▸ Assignment
A complete answer includes every line below with the word "Transmittance".

• • • •

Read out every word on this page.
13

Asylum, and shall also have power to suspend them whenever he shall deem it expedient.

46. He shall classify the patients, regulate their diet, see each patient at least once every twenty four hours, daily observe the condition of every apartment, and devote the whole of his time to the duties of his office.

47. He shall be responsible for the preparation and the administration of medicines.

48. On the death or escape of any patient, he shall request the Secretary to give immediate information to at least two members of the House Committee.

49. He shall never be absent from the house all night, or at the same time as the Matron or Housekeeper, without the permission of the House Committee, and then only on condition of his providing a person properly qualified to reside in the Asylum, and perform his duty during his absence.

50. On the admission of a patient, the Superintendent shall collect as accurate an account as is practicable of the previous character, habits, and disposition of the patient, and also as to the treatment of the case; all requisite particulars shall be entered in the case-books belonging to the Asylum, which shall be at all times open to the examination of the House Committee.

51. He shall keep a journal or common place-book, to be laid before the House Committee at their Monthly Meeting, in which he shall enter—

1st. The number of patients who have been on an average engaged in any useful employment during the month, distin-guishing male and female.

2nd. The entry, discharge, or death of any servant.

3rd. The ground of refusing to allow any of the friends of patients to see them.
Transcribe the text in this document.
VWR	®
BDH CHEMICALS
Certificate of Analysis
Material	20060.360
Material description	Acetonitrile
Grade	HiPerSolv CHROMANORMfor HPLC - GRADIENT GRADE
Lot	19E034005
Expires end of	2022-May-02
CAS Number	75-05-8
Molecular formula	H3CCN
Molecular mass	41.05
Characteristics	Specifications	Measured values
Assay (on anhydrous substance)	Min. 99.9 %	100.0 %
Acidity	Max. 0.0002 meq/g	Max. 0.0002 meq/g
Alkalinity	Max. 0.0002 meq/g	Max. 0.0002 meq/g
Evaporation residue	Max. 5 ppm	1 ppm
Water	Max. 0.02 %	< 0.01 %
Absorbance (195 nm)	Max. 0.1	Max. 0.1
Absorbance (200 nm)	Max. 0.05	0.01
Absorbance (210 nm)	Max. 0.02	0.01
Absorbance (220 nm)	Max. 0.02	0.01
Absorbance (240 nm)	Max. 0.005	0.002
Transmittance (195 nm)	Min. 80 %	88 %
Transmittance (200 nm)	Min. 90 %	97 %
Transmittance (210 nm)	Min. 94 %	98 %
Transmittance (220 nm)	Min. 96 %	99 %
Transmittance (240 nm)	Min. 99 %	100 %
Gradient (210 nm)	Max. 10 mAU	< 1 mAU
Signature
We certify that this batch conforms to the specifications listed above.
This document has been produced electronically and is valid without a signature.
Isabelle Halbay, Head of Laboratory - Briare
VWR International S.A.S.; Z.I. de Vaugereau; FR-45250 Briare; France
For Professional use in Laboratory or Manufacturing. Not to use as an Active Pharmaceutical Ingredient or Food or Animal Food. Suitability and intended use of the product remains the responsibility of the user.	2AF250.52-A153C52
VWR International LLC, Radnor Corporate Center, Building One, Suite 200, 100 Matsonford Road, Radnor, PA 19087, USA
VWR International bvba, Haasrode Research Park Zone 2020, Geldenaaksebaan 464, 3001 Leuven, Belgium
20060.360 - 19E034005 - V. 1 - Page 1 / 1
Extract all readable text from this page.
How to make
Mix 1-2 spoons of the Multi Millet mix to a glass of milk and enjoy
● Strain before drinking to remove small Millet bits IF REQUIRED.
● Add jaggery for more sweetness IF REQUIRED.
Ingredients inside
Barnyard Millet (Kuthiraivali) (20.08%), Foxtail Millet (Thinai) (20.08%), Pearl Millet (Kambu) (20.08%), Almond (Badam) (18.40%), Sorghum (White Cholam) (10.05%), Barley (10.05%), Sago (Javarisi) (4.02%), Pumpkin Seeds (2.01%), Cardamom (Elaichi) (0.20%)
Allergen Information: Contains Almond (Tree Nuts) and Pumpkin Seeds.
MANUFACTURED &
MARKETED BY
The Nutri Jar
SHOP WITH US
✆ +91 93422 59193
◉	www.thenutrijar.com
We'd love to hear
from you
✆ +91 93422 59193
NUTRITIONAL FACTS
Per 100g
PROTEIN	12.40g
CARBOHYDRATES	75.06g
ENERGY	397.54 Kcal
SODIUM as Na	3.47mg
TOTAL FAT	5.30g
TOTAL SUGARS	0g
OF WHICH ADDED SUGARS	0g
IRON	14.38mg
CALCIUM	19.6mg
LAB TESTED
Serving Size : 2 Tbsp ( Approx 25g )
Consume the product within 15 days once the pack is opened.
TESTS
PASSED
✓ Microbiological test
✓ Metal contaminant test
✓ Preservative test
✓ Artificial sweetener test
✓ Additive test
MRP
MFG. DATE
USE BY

• • • •

▸ Answer section
Transmittance (195 nm)	Min. 80 %	88 %
Transmittance (200 nm)	Min. 90 %	97 %
Transmittance (210 nm)	Min. 94 %	98 %
Transmittance (220 nm)	Min. 96 %	99 %
Transmittance (240 nm)	Min. 99 %	100 %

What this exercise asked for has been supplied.